- Items from a dataset:
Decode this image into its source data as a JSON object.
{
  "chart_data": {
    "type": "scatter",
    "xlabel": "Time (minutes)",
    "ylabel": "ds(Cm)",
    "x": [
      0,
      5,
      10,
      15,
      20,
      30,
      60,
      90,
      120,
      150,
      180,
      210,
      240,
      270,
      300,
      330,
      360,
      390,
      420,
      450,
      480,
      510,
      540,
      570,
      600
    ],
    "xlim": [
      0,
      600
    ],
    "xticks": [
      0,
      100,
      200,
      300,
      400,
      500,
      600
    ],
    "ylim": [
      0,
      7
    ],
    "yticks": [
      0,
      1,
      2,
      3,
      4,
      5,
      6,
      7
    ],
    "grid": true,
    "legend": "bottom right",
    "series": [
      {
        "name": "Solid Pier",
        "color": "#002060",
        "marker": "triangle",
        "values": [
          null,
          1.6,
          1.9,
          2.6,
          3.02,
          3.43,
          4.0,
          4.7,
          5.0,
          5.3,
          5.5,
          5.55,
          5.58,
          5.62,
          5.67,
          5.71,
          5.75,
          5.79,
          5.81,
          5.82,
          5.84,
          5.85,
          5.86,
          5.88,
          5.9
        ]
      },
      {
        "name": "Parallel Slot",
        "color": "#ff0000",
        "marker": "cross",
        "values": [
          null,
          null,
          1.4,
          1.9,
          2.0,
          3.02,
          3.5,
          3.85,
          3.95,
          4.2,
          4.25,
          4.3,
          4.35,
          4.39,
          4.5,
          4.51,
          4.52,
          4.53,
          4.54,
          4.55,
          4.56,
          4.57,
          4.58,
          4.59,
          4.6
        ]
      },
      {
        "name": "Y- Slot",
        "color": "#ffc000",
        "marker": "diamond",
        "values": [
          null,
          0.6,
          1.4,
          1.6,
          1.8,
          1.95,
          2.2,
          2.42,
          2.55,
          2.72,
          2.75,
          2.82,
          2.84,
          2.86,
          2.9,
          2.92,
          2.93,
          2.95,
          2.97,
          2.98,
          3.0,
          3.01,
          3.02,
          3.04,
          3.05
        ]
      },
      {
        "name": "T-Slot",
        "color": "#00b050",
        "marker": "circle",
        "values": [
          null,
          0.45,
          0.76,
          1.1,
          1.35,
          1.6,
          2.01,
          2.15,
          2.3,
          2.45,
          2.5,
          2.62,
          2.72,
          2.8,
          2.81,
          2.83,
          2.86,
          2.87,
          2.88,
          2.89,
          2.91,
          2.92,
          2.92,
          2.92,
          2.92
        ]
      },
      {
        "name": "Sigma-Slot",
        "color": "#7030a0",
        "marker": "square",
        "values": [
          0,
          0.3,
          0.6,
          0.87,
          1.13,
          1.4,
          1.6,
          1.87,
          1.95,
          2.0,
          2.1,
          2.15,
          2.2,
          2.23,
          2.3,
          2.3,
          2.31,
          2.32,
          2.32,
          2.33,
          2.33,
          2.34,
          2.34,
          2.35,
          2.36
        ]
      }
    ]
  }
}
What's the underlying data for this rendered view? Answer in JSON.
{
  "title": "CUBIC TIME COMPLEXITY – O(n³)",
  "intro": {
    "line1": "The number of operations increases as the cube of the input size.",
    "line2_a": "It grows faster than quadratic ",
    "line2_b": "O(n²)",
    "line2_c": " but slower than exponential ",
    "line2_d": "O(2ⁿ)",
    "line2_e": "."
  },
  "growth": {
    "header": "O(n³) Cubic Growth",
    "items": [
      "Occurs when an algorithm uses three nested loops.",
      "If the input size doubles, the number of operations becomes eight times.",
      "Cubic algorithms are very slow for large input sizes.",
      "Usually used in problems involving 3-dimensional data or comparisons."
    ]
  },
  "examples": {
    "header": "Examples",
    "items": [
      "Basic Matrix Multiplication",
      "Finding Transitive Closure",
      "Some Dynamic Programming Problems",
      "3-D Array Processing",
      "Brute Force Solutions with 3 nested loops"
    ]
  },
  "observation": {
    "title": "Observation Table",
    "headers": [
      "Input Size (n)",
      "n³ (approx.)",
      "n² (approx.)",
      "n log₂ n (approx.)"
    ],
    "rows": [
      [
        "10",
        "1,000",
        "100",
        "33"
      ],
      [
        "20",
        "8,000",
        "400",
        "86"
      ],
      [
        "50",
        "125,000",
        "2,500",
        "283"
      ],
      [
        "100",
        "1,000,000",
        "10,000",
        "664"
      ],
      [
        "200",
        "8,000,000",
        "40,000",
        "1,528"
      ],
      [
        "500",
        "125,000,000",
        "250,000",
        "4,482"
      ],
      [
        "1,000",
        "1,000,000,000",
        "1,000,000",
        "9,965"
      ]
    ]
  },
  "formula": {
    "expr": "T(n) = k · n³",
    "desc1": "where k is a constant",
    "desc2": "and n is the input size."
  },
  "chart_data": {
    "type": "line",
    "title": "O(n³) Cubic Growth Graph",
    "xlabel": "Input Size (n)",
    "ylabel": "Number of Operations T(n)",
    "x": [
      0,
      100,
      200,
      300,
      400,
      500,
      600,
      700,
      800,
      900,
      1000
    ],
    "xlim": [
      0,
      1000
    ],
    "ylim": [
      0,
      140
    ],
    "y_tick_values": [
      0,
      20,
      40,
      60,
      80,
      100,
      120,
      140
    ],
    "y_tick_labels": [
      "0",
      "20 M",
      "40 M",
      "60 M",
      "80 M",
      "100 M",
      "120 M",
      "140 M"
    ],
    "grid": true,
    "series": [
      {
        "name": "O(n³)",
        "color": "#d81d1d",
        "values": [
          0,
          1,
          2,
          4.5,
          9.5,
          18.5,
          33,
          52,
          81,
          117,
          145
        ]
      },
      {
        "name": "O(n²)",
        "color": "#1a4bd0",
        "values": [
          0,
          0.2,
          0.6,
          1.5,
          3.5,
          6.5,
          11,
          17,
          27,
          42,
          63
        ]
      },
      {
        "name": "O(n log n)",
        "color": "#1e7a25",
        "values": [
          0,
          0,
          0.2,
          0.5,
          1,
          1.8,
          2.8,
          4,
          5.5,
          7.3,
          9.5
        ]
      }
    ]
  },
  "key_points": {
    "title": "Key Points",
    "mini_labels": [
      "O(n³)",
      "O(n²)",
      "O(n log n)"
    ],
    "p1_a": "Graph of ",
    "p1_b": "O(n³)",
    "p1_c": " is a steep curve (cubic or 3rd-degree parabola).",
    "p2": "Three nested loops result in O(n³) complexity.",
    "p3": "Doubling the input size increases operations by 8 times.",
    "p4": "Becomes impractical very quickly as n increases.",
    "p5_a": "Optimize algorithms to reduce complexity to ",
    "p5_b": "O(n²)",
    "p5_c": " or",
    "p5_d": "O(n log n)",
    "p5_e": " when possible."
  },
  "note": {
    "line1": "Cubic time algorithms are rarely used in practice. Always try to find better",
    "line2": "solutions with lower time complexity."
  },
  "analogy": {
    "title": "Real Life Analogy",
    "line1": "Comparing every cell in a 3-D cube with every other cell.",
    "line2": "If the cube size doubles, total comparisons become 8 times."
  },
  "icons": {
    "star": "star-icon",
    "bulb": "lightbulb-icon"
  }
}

- Work to be completed: Your task is to list each line of the records with the word "color".

- Written reply:
        "color": "#002060",
        "color": "#ff0000",
        "color": "#ffc000",
        "color": "#00b050",
        "color": "#7030a0",
        "color": "#d81d1d",
        "color": "#1a4bd0",
        "color": "#1e7a25",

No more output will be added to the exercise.